__SET TASK__
Copy every line of the entries below character for character, but leave out the pictures.

════════════════

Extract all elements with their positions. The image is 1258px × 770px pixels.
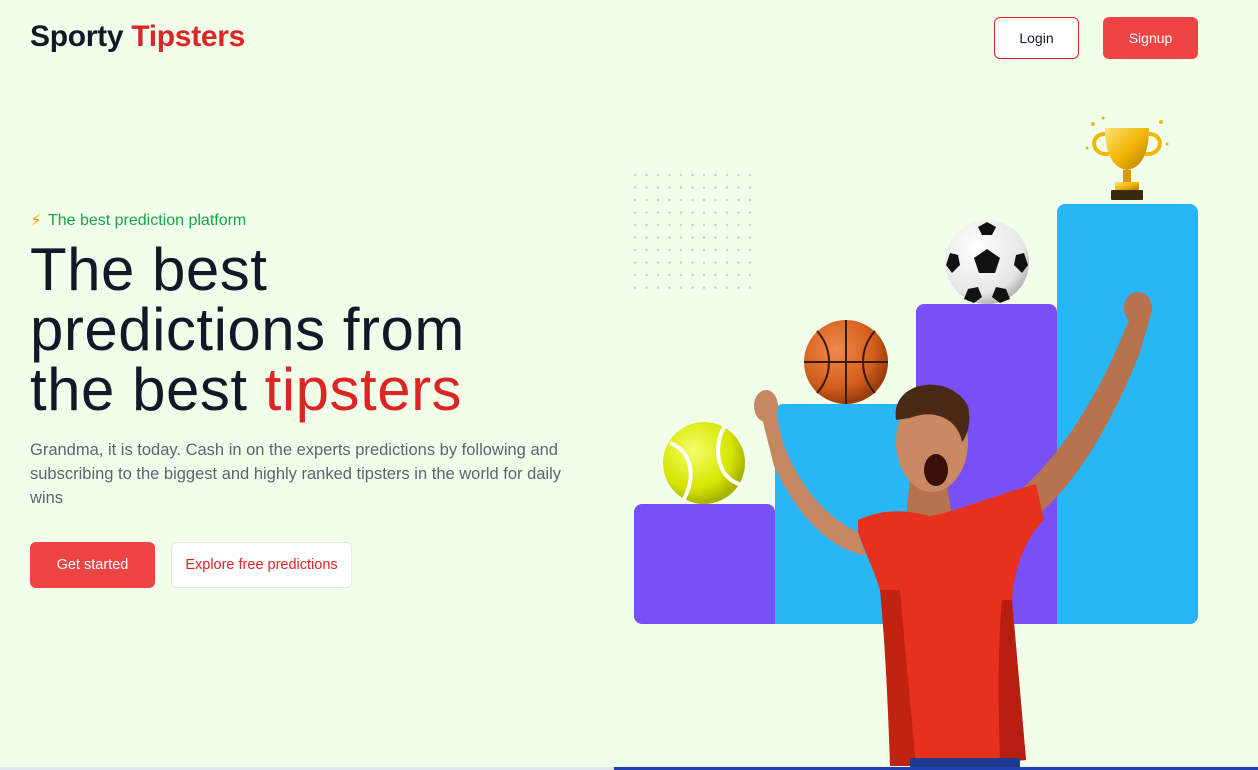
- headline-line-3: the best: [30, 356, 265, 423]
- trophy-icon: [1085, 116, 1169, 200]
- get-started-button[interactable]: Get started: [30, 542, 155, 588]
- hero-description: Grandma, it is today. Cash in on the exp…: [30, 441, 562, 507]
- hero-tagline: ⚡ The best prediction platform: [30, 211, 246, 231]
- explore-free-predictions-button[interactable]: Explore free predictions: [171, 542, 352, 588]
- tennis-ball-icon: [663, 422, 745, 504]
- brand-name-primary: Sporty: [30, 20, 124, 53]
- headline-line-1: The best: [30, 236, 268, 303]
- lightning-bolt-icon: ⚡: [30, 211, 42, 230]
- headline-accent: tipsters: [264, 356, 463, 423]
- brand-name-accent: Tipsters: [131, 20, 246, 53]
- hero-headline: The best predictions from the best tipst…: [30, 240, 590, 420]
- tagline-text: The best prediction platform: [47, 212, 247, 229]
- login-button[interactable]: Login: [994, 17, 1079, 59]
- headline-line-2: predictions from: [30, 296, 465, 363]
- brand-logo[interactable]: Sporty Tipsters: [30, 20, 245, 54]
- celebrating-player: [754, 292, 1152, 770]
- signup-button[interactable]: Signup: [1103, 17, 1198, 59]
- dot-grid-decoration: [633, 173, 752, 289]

════════════════

__OUTPUT FOR THIS EXERCISE__
Extract all elements with their positions. The image is 1258px × 770px pixels.
- headline-line-3: the best: [30, 356, 265, 423]
- trophy-icon: [1085, 116, 1169, 200]
- get-started-button[interactable]: Get started: [30, 542, 155, 588]
- hero-description: Grandma, it is today. Cash in on the exp…: [30, 441, 562, 507]
- hero-tagline: ⚡ The best prediction platform: [30, 211, 246, 231]
- explore-free-predictions-button[interactable]: Explore free predictions: [171, 542, 352, 588]
- tennis-ball-icon: [663, 422, 745, 504]
- brand-name-primary: Sporty: [30, 20, 124, 53]
- headline-line-1: The best: [30, 236, 268, 303]
- lightning-bolt-icon: ⚡: [30, 211, 42, 230]
- headline-accent: tipsters: [264, 356, 463, 423]
- brand-name-accent: Tipsters: [131, 20, 246, 53]
- hero-headline: The best predictions from the best tipst…: [30, 240, 590, 420]
- tagline-text: The best prediction platform: [47, 212, 247, 229]
- login-button[interactable]: Login: [994, 17, 1079, 59]
- headline-line-2: predictions from: [30, 296, 465, 363]
- brand-logo[interactable]: Sporty Tipsters: [30, 20, 245, 54]
- celebrating-player: [754, 292, 1152, 770]
- signup-button[interactable]: Signup: [1103, 17, 1198, 59]
- dot-grid-decoration: [633, 173, 752, 289]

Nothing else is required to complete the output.